## [EXERCISE DETAILS]
Omit all pictures and give the records below again exactly as written.

====== SOURCE RECORDS ======

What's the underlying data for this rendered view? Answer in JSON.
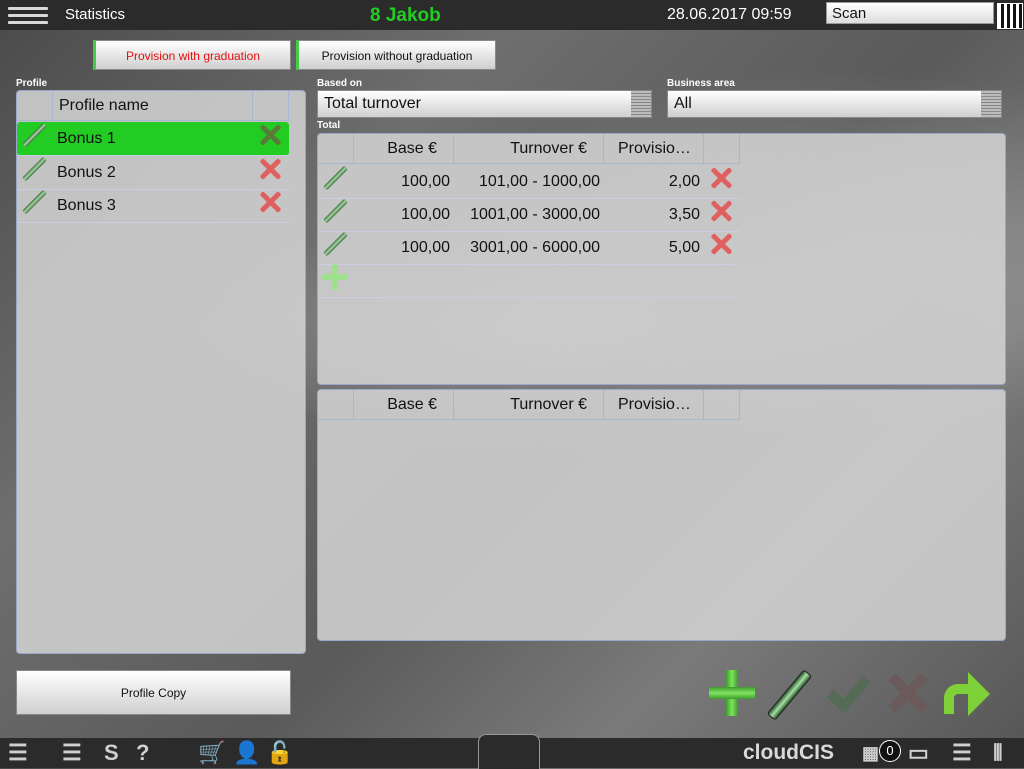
{
  "topbar": {
    "title": "Statistics",
    "user": "8 Jakob",
    "datetime": "28.06.2017 09:59",
    "scan_placeholder": "Scan"
  },
  "tabs": [
    {
      "label": "Provision with graduation",
      "active": true
    },
    {
      "label": "Provision without graduation",
      "active": false
    }
  ],
  "labels": {
    "profile": "Profile",
    "based_on": "Based on",
    "business_area": "Business area",
    "total": "Total"
  },
  "profile": {
    "header": "Profile name",
    "rows": [
      {
        "name": "Bonus 1",
        "selected": true
      },
      {
        "name": "Bonus 2",
        "selected": false
      },
      {
        "name": "Bonus 3",
        "selected": false
      }
    ]
  },
  "based_on": {
    "value": "Total turnover"
  },
  "business_area": {
    "value": "All"
  },
  "total_table": {
    "headers": [
      "Base €",
      "Turnover €",
      "Provisio…"
    ],
    "rows": [
      {
        "base": "100,00",
        "turnover": "101,00 - 1000,00",
        "provision": "2,00"
      },
      {
        "base": "100,00",
        "turnover": "1001,00 - 3000,00",
        "provision": "3,50"
      },
      {
        "base": "100,00",
        "turnover": "3001,00 - 6000,00",
        "provision": "5,00"
      }
    ]
  },
  "lower_table": {
    "headers": [
      "Base €",
      "Turnover €",
      "Provisio…"
    ]
  },
  "buttons": {
    "profile_copy": "Profile Copy"
  },
  "bottombar": {
    "brand": "cloudCIS",
    "badge_count": "0"
  },
  "colors": {
    "accent_green": "#22cc22",
    "selected_row": "#22cc22",
    "active_tab_text": "#e01010",
    "bar_bg": "#2b2b2b"
  }
}
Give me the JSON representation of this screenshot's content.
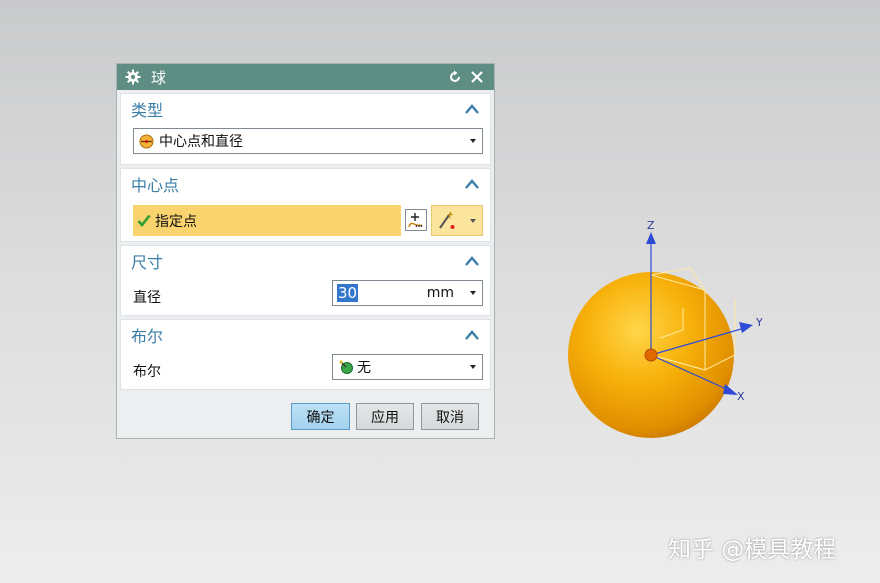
{
  "dialog": {
    "title": "球",
    "sections": {
      "type": {
        "title": "类型",
        "dropdown_value": "中心点和直径"
      },
      "center": {
        "title": "中心点",
        "specify_label": "指定点"
      },
      "size": {
        "title": "尺寸",
        "diameter_label": "直径",
        "diameter_value": "30",
        "unit": "mm"
      },
      "boolean": {
        "title": "布尔",
        "boolean_label": "布尔",
        "boolean_value": "无"
      }
    },
    "buttons": {
      "ok": "确定",
      "apply": "应用",
      "cancel": "取消"
    }
  },
  "viewport": {
    "axes": {
      "z": "Z",
      "y": "Y",
      "x": "X"
    },
    "sphere_color": "#f5a500"
  },
  "watermark": "知乎 @模具教程",
  "colors": {
    "titlebar": "#5e8e83",
    "section_title": "#3c7ea8",
    "highlight_row": "#f9d46e"
  }
}
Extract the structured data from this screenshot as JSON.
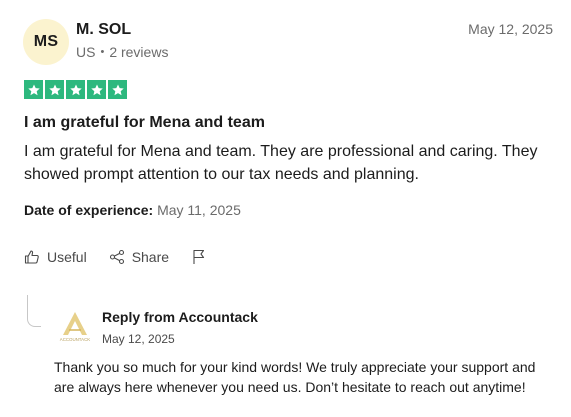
{
  "reviewer": {
    "initials": "MS",
    "name": "M. SOL",
    "country": "US",
    "reviews": "2 reviews",
    "review_date": "May 12, 2025"
  },
  "rating": {
    "stars": 5,
    "max": 5,
    "color": "#2db87e"
  },
  "review": {
    "title": "I am grateful for Mena and team",
    "body": "I am grateful for Mena and team. They are professional and caring. They showed prompt attention to our tax needs and planning.",
    "experience_label": "Date of experience:",
    "experience_date": "May 11, 2025"
  },
  "actions": {
    "useful_label": "Useful",
    "share_label": "Share",
    "useful_icon": "thumbs-up-icon",
    "share_icon": "share-icon",
    "report_icon": "flag-icon"
  },
  "reply": {
    "from": "Reply from Accountack",
    "date": "May 12, 2025",
    "text": "Thank you so much for your kind words! We truly appreciate your support and are always here whenever you need us. Don’t hesitate to reach out anytime!",
    "logo_text": "ACCOUNTACK",
    "logo_color": "#d4b45a"
  }
}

======

## [RESULT OF THIS TASK]
What's the underlying data for this rendered view? Answer in JSON.
{
  "topbar": {
    "title": "Statistics",
    "user": "8 Jakob",
    "datetime": "28.06.2017 09:59",
    "scan_placeholder": "Scan"
  },
  "tabs": [
    {
      "label": "Provision with graduation",
      "active": true
    },
    {
      "label": "Provision without graduation",
      "active": false
    }
  ],
  "labels": {
    "profile": "Profile",
    "based_on": "Based on",
    "business_area": "Business area",
    "total": "Total"
  },
  "profile": {
    "header": "Profile name",
    "rows": [
      {
        "name": "Bonus 1",
        "selected": true
      },
      {
        "name": "Bonus 2",
        "selected": false
      },
      {
        "name": "Bonus 3",
        "selected": false
      }
    ]
  },
  "based_on": {
    "value": "Total turnover"
  },
  "business_area": {
    "value": "All"
  },
  "total_table": {
    "headers": [
      "Base €",
      "Turnover €",
      "Provisio…"
    ],
    "rows": [
      {
        "base": "100,00",
        "turnover": "101,00 - 1000,00",
        "provision": "2,00"
      },
      {
        "base": "100,00",
        "turnover": "1001,00 - 3000,00",
        "provision": "3,50"
      },
      {
        "base": "100,00",
        "turnover": "3001,00 - 6000,00",
        "provision": "5,00"
      }
    ]
  },
  "lower_table": {
    "headers": [
      "Base €",
      "Turnover €",
      "Provisio…"
    ]
  },
  "buttons": {
    "profile_copy": "Profile Copy"
  },
  "bottombar": {
    "brand": "cloudCIS",
    "badge_count": "0"
  },
  "colors": {
    "accent_green": "#22cc22",
    "selected_row": "#22cc22",
    "active_tab_text": "#e01010",
    "bar_bg": "#2b2b2b"
  }
}
Give me the JSON representation of this screenshot's content.
{
  "dialog": {
    "title": "球",
    "sections": {
      "type": {
        "title": "类型",
        "dropdown_value": "中心点和直径"
      },
      "center": {
        "title": "中心点",
        "specify_label": "指定点"
      },
      "size": {
        "title": "尺寸",
        "diameter_label": "直径",
        "diameter_value": "30",
        "unit": "mm"
      },
      "boolean": {
        "title": "布尔",
        "boolean_label": "布尔",
        "boolean_value": "无"
      }
    },
    "buttons": {
      "ok": "确定",
      "apply": "应用",
      "cancel": "取消"
    }
  },
  "viewport": {
    "axes": {
      "z": "Z",
      "y": "Y",
      "x": "X"
    },
    "sphere_color": "#f5a500"
  },
  "watermark": "知乎 @模具教程",
  "colors": {
    "titlebar": "#5e8e83",
    "section_title": "#3c7ea8",
    "highlight_row": "#f9d46e"
  }
}
Extract the structured data from this screenshot as JSON.
{
  "reviewer": {
    "initials": "MS",
    "name": "M. SOL",
    "country": "US",
    "reviews": "2 reviews",
    "review_date": "May 12, 2025"
  },
  "rating": {
    "stars": 5,
    "max": 5,
    "color": "#2db87e"
  },
  "review": {
    "title": "I am grateful for Mena and team",
    "body": "I am grateful for Mena and team. They are professional and caring. They showed prompt attention to our tax needs and planning.",
    "experience_label": "Date of experience:",
    "experience_date": "May 11, 2025"
  },
  "actions": {
    "useful_label": "Useful",
    "share_label": "Share",
    "useful_icon": "thumbs-up-icon",
    "share_icon": "share-icon",
    "report_icon": "flag-icon"
  },
  "reply": {
    "from": "Reply from Accountack",
    "date": "May 12, 2025",
    "text": "Thank you so much for your kind words! We truly appreciate your support and are always here whenever you need us. Don’t hesitate to reach out anytime!",
    "logo_text": "ACCOUNTACK",
    "logo_color": "#d4b45a"
  }
}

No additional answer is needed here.